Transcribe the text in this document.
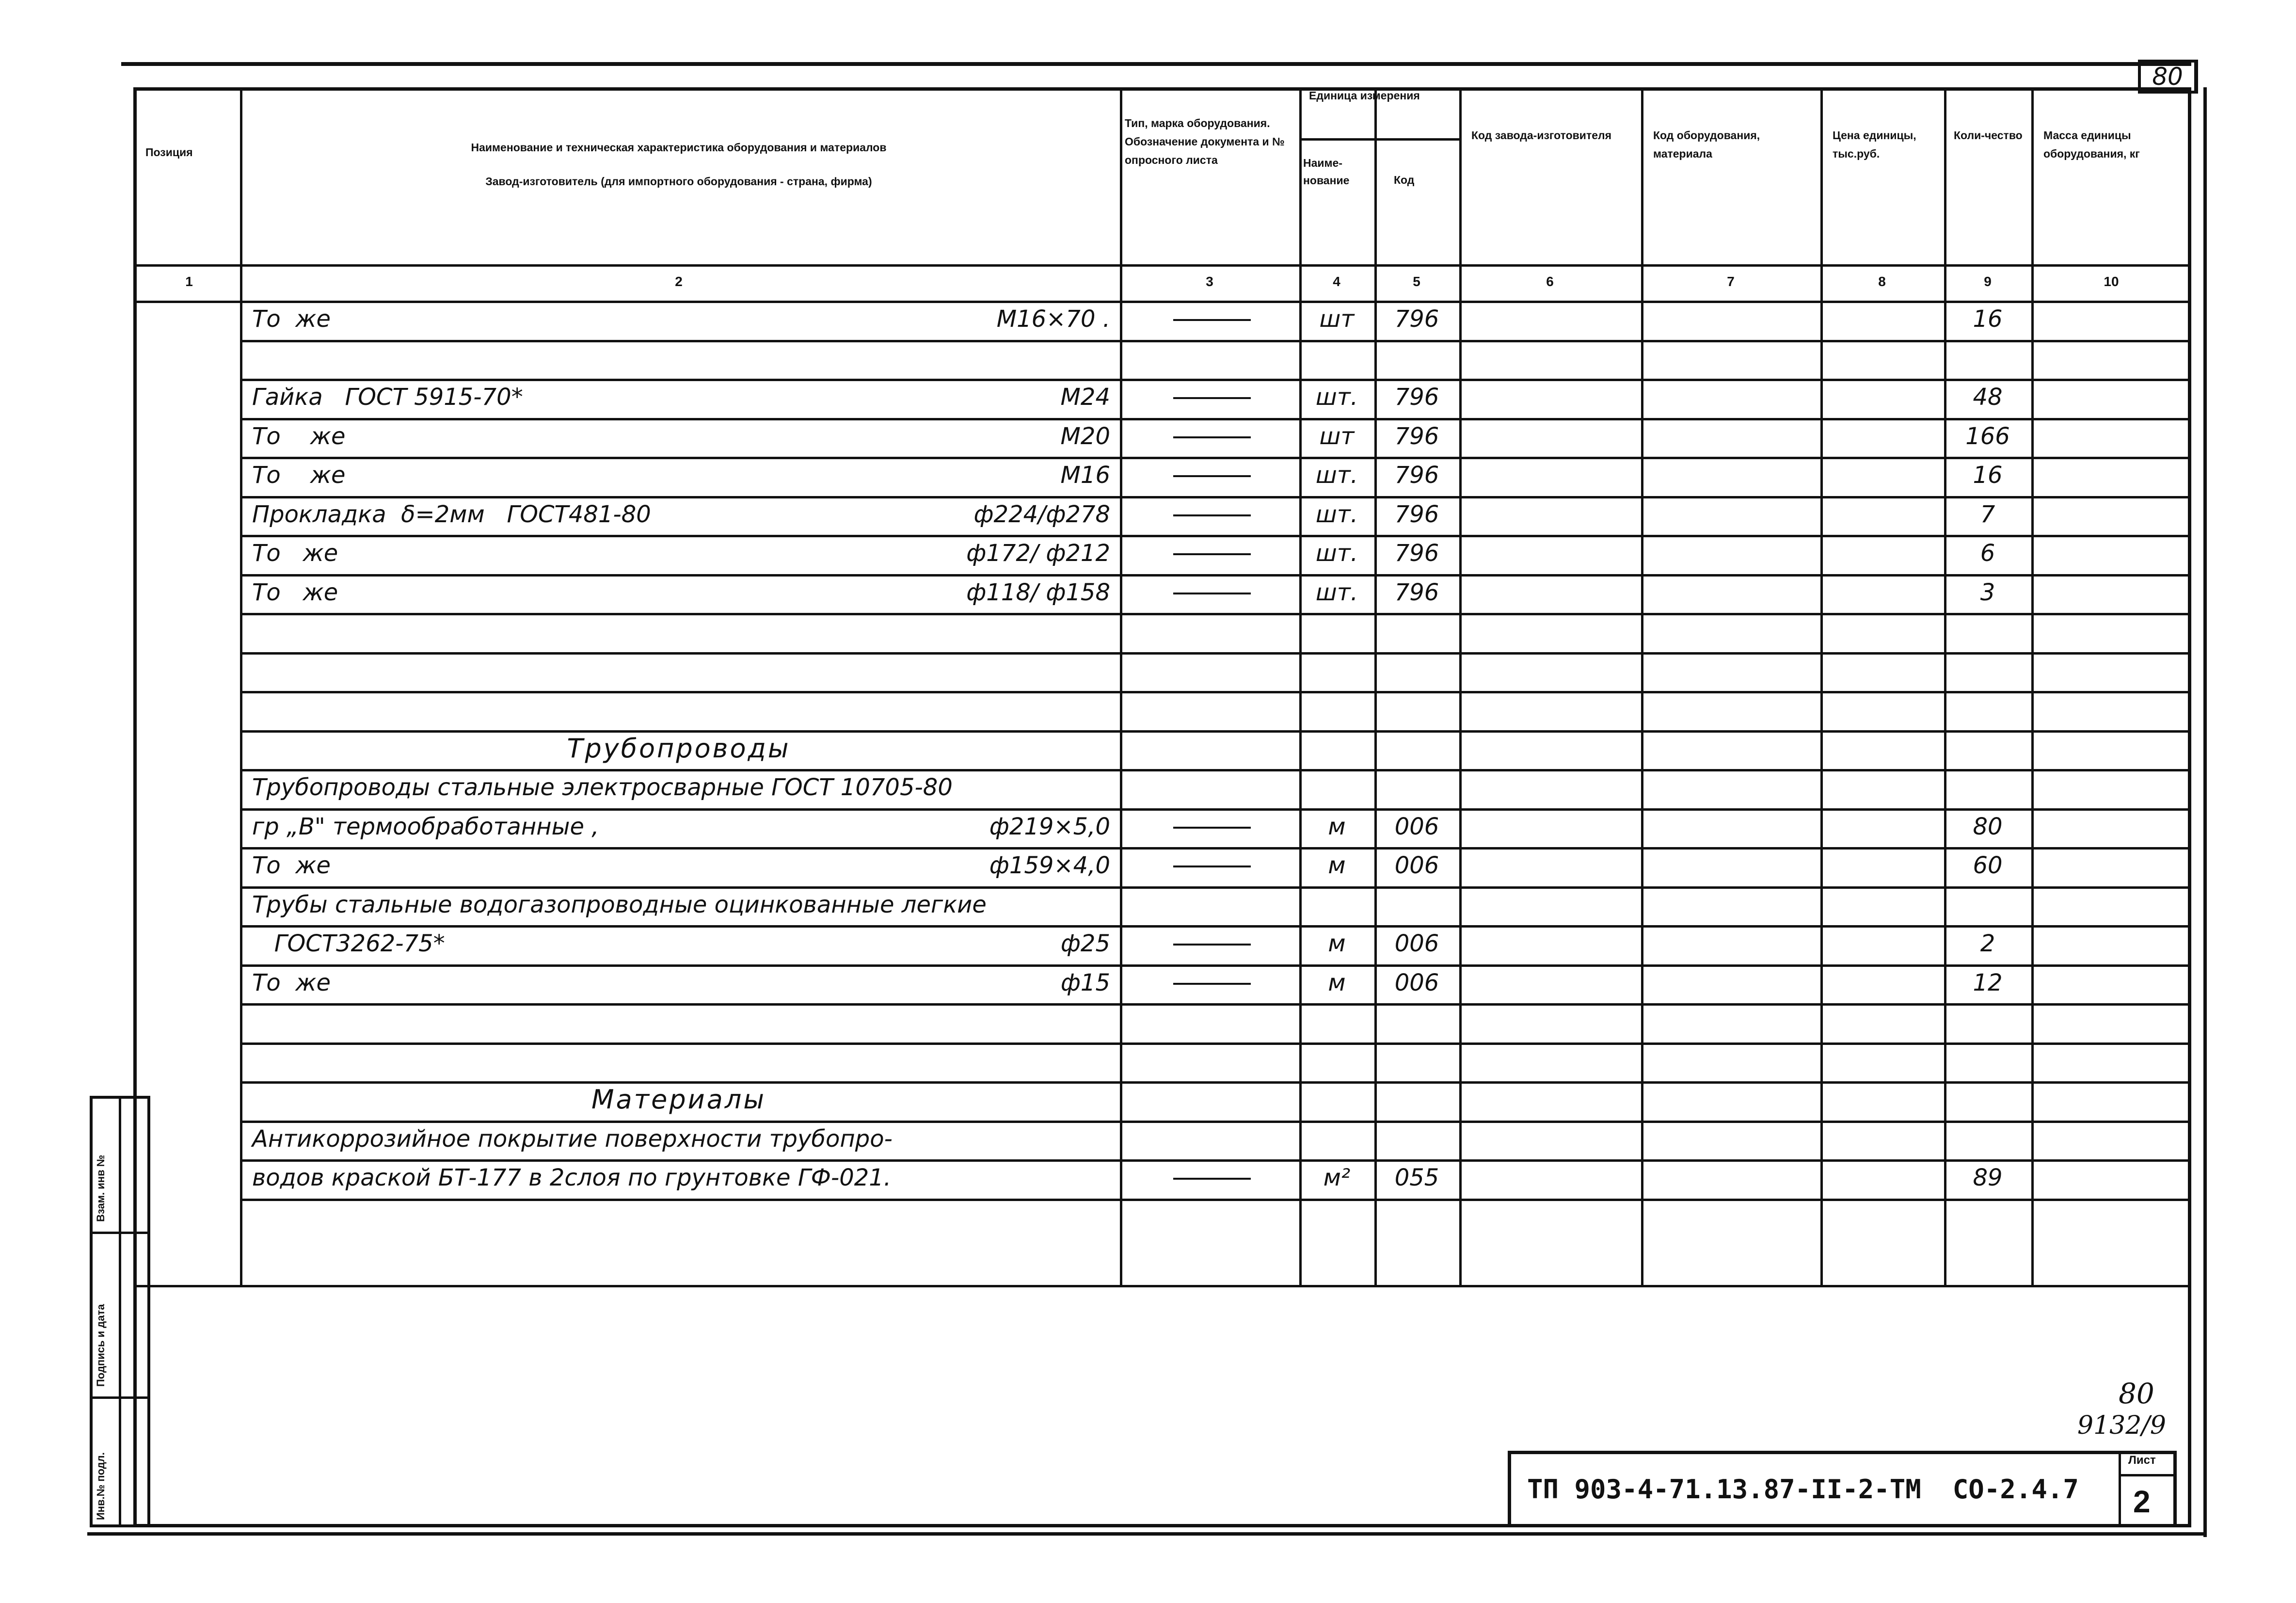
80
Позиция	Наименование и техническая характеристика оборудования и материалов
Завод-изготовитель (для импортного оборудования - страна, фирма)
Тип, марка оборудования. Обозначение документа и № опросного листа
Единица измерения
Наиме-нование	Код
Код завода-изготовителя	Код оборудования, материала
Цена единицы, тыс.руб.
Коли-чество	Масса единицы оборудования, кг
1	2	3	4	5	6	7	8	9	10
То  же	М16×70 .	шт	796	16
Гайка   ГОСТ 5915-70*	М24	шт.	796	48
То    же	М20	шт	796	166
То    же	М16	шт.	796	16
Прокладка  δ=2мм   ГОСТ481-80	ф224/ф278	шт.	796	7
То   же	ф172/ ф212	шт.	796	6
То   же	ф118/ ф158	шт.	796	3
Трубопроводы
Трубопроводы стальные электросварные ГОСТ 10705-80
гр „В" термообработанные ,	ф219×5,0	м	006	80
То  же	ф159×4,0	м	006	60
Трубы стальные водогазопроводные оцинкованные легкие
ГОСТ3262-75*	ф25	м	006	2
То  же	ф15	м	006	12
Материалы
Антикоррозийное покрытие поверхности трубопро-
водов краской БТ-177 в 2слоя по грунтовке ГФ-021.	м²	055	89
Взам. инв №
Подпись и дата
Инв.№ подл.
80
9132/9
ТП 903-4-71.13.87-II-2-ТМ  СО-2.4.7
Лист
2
************
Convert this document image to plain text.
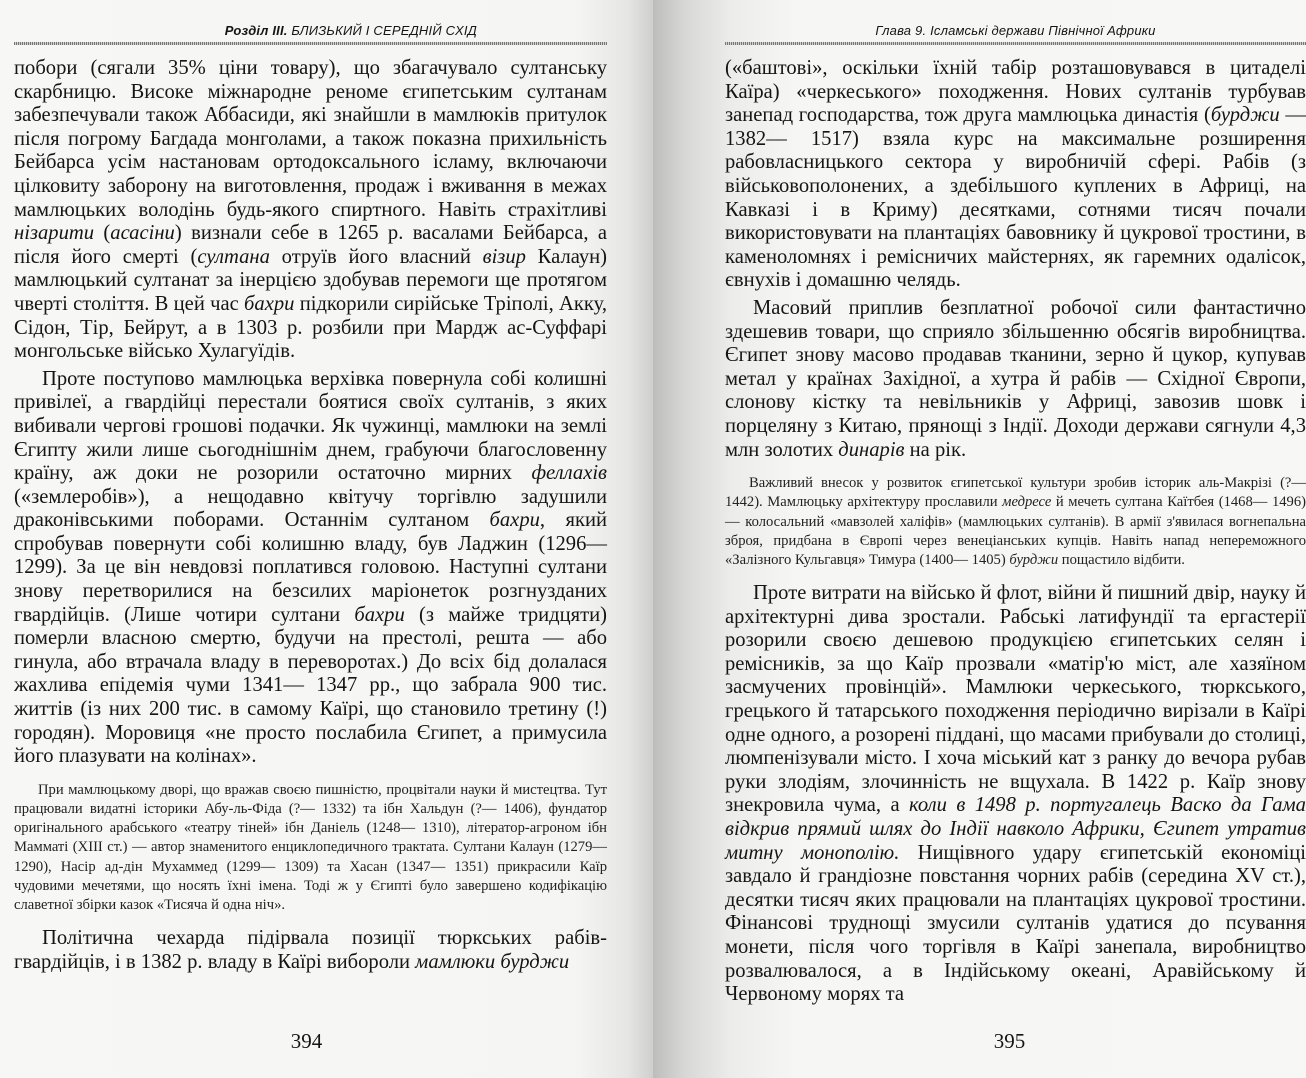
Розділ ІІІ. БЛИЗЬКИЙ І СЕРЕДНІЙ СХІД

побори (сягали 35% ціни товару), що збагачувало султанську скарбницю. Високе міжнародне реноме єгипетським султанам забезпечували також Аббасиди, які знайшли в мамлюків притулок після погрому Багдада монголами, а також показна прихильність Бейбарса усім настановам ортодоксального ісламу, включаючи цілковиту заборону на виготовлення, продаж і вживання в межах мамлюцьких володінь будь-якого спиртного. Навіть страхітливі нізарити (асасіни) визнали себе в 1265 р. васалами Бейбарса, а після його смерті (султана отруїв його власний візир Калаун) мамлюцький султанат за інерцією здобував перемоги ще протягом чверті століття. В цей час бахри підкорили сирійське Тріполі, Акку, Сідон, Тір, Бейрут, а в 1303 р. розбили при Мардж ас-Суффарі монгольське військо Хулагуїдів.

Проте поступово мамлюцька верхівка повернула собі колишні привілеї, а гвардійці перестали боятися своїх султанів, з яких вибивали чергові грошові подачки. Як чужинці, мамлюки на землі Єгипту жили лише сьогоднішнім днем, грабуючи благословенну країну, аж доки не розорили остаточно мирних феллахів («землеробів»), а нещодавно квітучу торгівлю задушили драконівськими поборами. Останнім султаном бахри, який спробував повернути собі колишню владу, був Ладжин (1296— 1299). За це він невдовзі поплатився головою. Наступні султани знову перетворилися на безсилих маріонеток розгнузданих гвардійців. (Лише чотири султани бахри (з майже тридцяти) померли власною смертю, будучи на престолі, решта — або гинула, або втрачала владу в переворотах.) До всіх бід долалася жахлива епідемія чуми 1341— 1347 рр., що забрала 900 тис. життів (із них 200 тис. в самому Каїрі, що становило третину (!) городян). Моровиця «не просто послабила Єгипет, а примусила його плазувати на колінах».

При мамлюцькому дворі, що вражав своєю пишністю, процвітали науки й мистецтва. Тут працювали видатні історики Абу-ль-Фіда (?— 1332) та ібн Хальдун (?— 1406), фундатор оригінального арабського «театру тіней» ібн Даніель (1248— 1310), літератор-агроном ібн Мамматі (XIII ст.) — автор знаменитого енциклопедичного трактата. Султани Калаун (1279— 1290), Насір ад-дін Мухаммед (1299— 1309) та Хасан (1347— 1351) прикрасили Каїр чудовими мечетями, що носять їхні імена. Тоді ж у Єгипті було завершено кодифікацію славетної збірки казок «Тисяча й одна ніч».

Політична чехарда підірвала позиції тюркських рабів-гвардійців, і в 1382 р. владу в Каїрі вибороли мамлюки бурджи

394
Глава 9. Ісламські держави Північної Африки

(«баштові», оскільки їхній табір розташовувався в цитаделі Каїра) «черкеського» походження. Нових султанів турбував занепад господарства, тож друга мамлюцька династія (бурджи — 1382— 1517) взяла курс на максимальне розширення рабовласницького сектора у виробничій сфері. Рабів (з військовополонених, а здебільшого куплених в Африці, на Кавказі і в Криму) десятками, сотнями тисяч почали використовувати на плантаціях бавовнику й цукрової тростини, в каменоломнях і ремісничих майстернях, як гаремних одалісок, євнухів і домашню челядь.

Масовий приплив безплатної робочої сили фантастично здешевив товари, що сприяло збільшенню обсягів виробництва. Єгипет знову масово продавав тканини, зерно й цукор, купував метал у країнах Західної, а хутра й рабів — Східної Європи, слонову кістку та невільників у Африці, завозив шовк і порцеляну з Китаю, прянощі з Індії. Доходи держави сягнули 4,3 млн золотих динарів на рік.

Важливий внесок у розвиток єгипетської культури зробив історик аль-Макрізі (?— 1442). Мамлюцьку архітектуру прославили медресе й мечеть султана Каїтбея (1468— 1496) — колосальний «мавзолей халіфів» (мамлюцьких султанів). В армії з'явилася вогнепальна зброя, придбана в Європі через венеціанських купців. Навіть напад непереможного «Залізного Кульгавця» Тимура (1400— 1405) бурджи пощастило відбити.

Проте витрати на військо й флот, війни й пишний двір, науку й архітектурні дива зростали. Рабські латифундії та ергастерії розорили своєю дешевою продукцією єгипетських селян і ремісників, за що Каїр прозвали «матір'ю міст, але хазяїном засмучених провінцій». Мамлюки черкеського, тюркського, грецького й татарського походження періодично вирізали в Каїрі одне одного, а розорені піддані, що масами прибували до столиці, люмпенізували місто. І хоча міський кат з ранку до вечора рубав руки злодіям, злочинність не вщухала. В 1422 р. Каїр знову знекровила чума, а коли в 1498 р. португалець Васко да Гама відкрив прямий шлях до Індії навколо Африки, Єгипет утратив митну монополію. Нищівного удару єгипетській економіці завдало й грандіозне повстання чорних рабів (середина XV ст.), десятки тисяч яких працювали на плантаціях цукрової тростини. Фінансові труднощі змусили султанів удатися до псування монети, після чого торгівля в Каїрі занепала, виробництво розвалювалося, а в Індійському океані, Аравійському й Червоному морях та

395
************
Instructions to follow:
Go through the material above and count the lines that include "тростини". Give the number alone.

Output of the exercise:
2